*INSTRUCTIONS TO FOLLOW:*
Spot each line in the records below where the word "Education" occurs, then copy it.

Dataset excerpts:
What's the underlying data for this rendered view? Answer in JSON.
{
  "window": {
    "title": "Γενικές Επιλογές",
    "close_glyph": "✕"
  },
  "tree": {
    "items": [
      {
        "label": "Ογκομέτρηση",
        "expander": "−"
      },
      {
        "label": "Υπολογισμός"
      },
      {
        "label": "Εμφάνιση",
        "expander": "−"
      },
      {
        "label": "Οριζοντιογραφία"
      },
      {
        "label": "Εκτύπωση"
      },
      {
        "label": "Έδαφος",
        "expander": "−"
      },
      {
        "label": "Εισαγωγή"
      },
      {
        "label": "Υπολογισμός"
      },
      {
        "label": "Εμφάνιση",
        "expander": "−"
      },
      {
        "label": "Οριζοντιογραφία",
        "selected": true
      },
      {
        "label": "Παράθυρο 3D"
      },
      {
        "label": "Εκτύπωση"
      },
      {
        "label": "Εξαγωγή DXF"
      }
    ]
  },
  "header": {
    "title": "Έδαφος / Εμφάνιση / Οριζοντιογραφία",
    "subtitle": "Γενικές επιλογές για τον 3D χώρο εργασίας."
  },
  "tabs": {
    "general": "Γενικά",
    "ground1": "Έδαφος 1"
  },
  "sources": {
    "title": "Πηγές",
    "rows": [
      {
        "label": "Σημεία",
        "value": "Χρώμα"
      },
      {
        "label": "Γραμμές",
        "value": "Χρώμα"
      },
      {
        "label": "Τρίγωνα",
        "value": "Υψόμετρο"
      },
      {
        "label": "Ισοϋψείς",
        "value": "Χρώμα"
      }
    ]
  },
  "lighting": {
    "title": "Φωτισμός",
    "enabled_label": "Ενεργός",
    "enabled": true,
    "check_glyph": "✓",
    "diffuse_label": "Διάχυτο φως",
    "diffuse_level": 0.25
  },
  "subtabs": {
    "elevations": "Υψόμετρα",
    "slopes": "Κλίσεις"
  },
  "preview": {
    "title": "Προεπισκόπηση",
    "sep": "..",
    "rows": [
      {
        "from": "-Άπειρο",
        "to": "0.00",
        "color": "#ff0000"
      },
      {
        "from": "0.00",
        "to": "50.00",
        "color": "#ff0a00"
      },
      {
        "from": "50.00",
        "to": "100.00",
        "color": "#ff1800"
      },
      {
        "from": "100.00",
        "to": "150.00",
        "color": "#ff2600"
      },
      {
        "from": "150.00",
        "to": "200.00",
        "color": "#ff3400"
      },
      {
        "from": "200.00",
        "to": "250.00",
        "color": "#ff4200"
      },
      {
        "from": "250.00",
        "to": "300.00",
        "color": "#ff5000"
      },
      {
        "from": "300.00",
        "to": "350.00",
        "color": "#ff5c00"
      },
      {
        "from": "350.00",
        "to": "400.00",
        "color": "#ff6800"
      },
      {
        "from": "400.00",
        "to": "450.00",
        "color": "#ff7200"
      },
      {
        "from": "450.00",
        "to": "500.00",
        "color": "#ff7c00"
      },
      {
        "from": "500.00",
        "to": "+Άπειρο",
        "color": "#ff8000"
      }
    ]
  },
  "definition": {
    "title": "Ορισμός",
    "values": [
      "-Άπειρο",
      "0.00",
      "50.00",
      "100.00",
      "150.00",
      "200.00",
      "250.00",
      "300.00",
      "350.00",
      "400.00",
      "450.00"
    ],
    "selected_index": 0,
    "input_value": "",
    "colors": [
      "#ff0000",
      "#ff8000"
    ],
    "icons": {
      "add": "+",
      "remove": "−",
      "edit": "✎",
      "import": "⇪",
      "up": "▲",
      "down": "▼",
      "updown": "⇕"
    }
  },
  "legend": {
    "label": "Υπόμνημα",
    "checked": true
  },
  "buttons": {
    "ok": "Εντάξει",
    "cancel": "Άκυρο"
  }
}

---

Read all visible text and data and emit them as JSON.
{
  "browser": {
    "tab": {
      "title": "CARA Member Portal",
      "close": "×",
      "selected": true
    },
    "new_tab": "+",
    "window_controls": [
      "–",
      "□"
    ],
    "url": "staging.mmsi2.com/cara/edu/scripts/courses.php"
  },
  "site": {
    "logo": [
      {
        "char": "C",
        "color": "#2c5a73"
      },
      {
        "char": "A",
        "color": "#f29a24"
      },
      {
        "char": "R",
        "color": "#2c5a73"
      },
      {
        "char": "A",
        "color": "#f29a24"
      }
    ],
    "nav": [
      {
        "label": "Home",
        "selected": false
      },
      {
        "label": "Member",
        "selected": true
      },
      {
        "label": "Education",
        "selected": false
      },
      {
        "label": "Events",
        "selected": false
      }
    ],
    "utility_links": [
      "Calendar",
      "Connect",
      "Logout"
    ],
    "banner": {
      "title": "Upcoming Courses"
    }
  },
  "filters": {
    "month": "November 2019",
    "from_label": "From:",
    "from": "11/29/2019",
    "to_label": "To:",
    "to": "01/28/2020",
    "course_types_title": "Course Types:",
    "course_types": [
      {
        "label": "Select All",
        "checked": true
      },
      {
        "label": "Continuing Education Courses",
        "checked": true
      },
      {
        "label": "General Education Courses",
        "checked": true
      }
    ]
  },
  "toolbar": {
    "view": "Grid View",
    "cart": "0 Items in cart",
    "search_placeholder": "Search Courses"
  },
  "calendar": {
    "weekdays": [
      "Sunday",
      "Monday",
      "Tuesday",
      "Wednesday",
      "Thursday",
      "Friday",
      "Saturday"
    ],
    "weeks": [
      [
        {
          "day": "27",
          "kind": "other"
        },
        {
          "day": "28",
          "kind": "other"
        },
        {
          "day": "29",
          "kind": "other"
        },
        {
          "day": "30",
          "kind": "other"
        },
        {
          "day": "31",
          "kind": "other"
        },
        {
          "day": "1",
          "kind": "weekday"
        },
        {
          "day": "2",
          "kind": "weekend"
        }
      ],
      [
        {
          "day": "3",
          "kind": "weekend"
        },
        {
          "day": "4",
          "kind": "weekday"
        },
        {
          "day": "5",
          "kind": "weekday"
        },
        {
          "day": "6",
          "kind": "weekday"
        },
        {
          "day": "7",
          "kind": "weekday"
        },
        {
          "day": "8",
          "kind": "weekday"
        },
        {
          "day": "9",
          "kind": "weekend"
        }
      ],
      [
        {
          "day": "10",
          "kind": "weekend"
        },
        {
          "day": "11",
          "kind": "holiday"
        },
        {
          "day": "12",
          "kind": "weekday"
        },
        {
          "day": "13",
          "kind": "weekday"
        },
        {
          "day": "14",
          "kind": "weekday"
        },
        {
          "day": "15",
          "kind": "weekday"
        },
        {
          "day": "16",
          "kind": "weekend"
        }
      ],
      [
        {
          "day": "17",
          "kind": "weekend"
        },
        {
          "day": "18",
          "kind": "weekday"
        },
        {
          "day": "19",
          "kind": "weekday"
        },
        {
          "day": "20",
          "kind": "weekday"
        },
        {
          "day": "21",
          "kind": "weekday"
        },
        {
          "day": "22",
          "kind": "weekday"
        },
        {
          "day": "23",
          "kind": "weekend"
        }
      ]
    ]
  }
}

*TASK ANSWER:*
        "label": "Education",
        "label": "Continuing Education Courses",
        "label": "General Education Courses",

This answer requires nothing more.